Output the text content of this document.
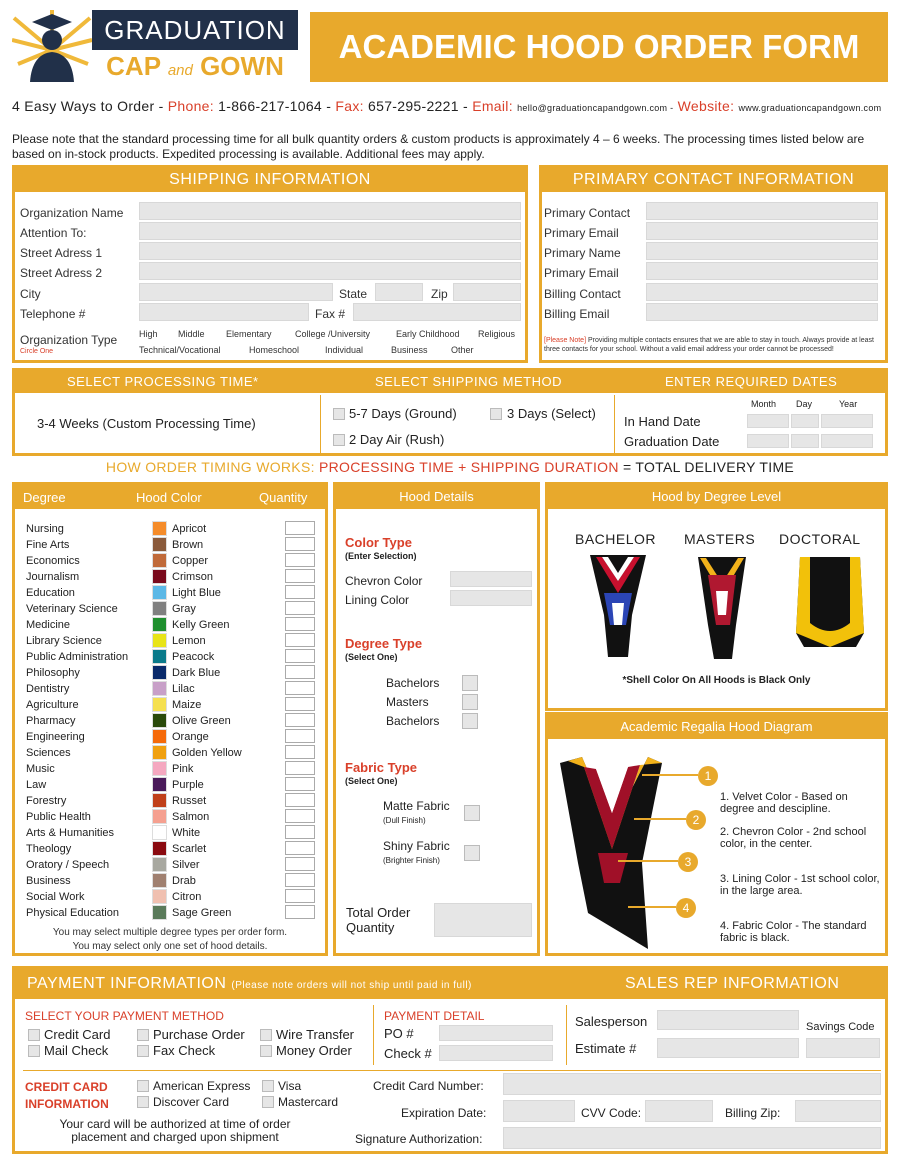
GRADUATION
CAP and GOWN
ACADEMIC HOOD ORDER FORM
4 Easy Ways to Order - Phone: 1-866-217-1064 - Fax: 657-295-2221 - Email: hello@graduationcapandgown.com - Website: www.graduationcapandgown.com
Please note that the standard processing time for all bulk quantity orders & custom products is approximately 4 – 6 weeks. The processing times listed below are based on in-stock products. Expedited processing is available. Additional fees may apply.
SHIPPING INFORMATION
Organization Name
Attention To:
Street Adress 1
Street Adress 2
City	State	Zip
Telephone #	Fax #
Organization Type
Circle One
High Middle Elementary	College /University	Early Childhood Religious
Technical/Vocational	Homeschool	Individual	Business	Other
PRIMARY CONTACT INFORMATION
Primary Contact
Primary Email
Primary Name
Primary Email
Billing Contact
Billing Email
[Please Note] Providing multiple contacts ensures that we are able to stay in touch. Always provide at least three contacts for your school. Without a valid email address your order cannot be processed!
SELECT PROCESSING TIME*	SELECT SHIPPING METHOD	ENTER REQUIRED DATES
3-4 Weeks (Custom Processing Time)
5-7 Days (Ground)	3 Days (Select)
2 Day Air (Rush)
Month Day	Year
In Hand Date
Graduation Date
HOW ORDER TIMING WORKS: PROCESSING TIME + SHIPPING DURATION = TOTAL DELIVERY TIME
Degree	Hood Color	Quantity
Nursing	Apricot
Fine Arts	Brown
Economics	Copper
Journalism	Crimson
Education	Light Blue
Veterinary Science	Gray
Medicine	Kelly Green
Library Science	Lemon
Public Administration	Peacock
Philosophy	Dark Blue
Dentistry	Lilac
Agriculture	Maize
Pharmacy	Olive Green
Engineering	Orange
Sciences	Golden Yellow
Music	Pink
Law	Purple
Forestry	Russet
Public Health	Salmon
Arts & Humanities	White
Theology	Scarlet
Oratory / Speech	Silver
Business	Drab
Social Work	Citron
Physical Education	Sage Green
You may select multiple degree types per order form.
You may select only one set of hood details.
Hood Details
Color Type
(Enter Selection)
Chevron Color
Lining Color
Degree Type
(Select One)
Bachelors
Masters
Bachelors
Fabric Type
(Select One)
Matte Fabric
(Dull Finish)
Shiny Fabric
(Brighter Finish)
Total Order
Quantity
Hood by Degree Level
BACHELOR MASTERS DOCTORAL
*Shell Color On All Hoods is Black Only
Academic Regalia Hood Diagram
1
2
3
4
1. Velvet Color - Based on degree and descipline.
2. Chevron Color - 2nd school color, in the center.
3. Lining Color - 1st school color, in the large area.
4. Fabric Color - The standard fabric is black.
PAYMENT INFORMATION (Please note orders will not ship until paid in full)	SALES REP INFORMATION
SELECT YOUR PAYMENT METHOD
Credit Card	Purchase Order Wire Transfer
Mail Check	Fax Check	Money Order
PAYMENT DETAIL
PO #
Check #
Salesperson
Estimate #
Savings Code
CREDIT CARD
INFORMATION
American Express Visa
Discover Card	Mastercard
Your card will be authorized at time of order
placement and charged upon shipment
Credit Card Number:
Expiration Date:	CVV Code:	Billing Zip:
Signature Authorization:
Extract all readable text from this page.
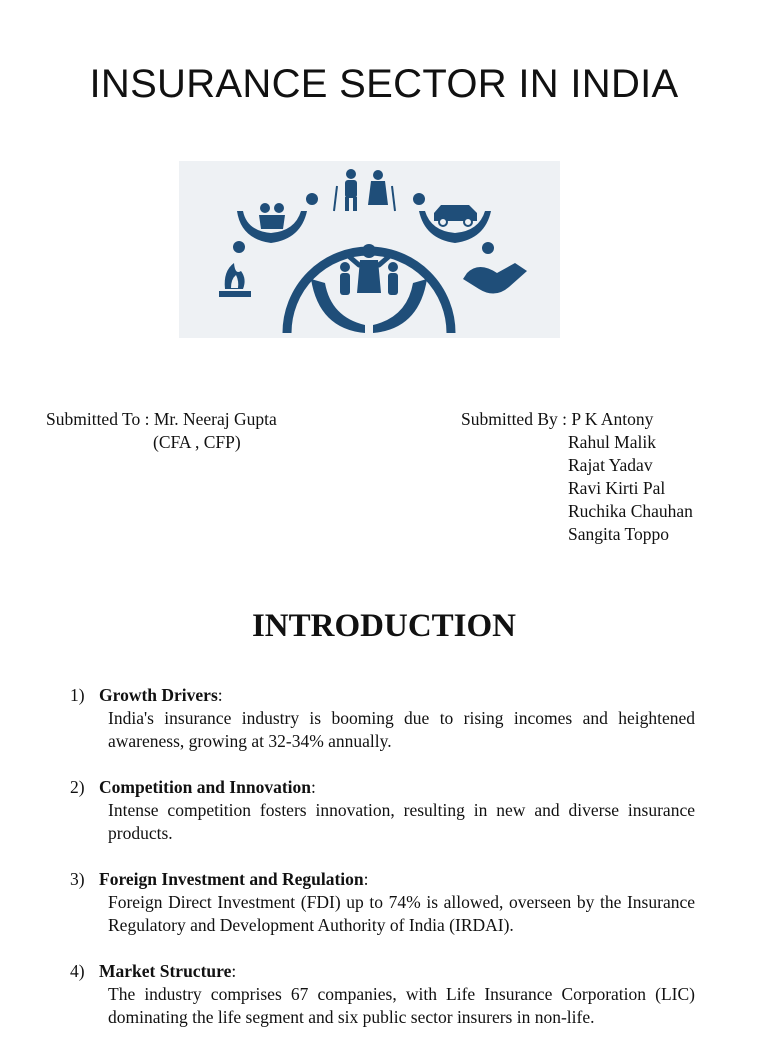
INSURANCE SECTOR IN INDIA
Submitted To : Mr. Neeraj Gupta
(CFA , CFP)
Submitted By : P K Antony
Rahul Malik
Rajat Yadav
Ravi Kirti Pal
Ruchika Chauhan
Sangita Toppo
INTRODUCTION
1) Growth Drivers:
India's insurance industry is booming due to rising incomes and heightened awareness, growing at 32-34% annually.
2) Competition and Innovation:
Intense competition fosters innovation, resulting in new and diverse insurance products.
3) Foreign Investment and Regulation:
Foreign Direct Investment (FDI) up to 74% is allowed, overseen by the Insurance Regulatory and Development Authority of India (IRDAI).
4) Market Structure:
The industry comprises 67 companies, with Life Insurance Corporation (LIC) dominating the life segment and six public sector insurers in non-life.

> _WHAT YOU WILL DO_:
Take every line from the data above that holds "Fabric" and copy it out.

> _RESULT_:
Fabric Type
Matte Fabric
Shiny Fabric
4. Fabric Color - The standard fabric is black.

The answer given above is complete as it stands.